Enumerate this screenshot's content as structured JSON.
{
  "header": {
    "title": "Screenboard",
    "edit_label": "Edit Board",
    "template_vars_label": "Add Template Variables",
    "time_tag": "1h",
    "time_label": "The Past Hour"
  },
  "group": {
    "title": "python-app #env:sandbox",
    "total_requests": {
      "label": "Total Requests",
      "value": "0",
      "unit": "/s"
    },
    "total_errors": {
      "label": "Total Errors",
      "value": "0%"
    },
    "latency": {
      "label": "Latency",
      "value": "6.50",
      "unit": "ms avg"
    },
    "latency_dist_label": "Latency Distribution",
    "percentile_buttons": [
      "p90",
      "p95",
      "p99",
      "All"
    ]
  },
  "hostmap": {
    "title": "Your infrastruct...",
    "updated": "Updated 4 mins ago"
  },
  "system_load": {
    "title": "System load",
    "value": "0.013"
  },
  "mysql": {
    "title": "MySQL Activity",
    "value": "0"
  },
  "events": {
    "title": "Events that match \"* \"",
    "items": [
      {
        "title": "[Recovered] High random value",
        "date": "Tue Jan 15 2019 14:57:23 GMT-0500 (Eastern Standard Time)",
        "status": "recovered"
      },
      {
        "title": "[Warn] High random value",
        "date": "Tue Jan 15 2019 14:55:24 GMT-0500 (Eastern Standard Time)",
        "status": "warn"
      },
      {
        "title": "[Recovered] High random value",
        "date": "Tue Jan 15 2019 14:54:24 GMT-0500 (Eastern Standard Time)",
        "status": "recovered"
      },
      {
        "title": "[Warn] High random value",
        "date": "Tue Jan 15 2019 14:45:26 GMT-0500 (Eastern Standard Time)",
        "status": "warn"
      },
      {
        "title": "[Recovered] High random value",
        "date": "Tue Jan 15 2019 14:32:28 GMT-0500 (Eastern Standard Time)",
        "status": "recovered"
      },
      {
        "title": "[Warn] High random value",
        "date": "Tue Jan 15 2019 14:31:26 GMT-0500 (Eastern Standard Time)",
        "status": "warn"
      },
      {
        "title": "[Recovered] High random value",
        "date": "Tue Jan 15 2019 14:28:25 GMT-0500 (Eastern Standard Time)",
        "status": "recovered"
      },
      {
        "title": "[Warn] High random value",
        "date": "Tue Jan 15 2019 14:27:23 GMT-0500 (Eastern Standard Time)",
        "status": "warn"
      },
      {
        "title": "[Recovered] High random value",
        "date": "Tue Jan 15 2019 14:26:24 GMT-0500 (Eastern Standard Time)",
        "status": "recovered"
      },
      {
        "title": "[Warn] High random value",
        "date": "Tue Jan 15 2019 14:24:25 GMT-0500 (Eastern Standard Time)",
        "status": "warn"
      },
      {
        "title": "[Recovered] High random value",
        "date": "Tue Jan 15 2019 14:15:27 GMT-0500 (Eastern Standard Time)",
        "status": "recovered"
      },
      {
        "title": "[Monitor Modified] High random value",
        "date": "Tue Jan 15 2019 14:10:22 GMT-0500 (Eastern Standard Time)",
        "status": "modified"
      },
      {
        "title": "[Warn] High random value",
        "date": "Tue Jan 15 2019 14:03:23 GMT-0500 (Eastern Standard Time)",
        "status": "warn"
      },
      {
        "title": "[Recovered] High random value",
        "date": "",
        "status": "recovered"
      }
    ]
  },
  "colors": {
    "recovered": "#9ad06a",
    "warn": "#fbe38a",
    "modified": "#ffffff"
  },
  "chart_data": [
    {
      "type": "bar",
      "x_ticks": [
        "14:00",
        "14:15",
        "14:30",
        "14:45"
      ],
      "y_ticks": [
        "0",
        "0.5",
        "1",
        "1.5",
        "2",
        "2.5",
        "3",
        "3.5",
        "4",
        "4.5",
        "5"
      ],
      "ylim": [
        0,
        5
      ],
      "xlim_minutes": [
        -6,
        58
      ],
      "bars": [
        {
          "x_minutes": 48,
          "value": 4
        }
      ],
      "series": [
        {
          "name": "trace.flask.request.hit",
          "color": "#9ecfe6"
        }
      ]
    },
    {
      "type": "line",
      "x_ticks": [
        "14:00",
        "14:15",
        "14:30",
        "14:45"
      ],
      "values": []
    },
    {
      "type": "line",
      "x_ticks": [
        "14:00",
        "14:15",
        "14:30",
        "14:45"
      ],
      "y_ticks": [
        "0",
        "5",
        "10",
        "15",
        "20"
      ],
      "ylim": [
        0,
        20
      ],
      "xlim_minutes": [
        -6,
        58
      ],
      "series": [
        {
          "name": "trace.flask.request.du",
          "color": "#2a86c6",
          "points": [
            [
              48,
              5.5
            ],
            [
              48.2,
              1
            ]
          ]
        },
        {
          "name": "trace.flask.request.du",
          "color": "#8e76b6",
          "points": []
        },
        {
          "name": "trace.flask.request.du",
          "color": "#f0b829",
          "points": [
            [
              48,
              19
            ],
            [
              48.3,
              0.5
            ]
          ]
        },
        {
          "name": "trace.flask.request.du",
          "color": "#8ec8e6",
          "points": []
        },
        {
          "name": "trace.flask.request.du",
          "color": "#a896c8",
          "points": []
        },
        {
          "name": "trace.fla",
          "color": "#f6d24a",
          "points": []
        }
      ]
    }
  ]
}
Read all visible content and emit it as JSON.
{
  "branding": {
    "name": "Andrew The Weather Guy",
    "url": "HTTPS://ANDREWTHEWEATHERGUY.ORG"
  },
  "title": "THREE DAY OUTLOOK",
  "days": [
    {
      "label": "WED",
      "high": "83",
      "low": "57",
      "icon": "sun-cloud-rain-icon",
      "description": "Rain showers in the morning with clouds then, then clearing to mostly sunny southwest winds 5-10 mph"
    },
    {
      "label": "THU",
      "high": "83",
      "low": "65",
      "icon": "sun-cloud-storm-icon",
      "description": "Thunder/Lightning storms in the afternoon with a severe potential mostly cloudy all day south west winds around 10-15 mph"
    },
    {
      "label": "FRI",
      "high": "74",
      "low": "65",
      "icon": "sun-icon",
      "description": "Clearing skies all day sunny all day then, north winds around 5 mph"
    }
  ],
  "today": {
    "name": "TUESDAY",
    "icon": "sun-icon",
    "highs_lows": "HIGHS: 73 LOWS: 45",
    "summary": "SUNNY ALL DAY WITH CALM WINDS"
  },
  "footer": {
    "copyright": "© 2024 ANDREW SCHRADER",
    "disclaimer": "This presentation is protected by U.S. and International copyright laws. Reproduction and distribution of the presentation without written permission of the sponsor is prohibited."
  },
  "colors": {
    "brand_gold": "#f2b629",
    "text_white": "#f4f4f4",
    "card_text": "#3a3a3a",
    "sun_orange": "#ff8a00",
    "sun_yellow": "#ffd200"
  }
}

Stated task:
Report all lines of the data above that include the string "description".

Correct response:
      "description": "Rain showers in the morning with clouds then, then clearing to mostly sunny southwest winds 5-10 mph"
      "description": "Thunder/Lightning storms in the afternoon with a severe potential mostly cloudy all day south west winds around 10-15 mph"
      "description": "Clearing skies all day sunny all day then, north winds around 5 mph"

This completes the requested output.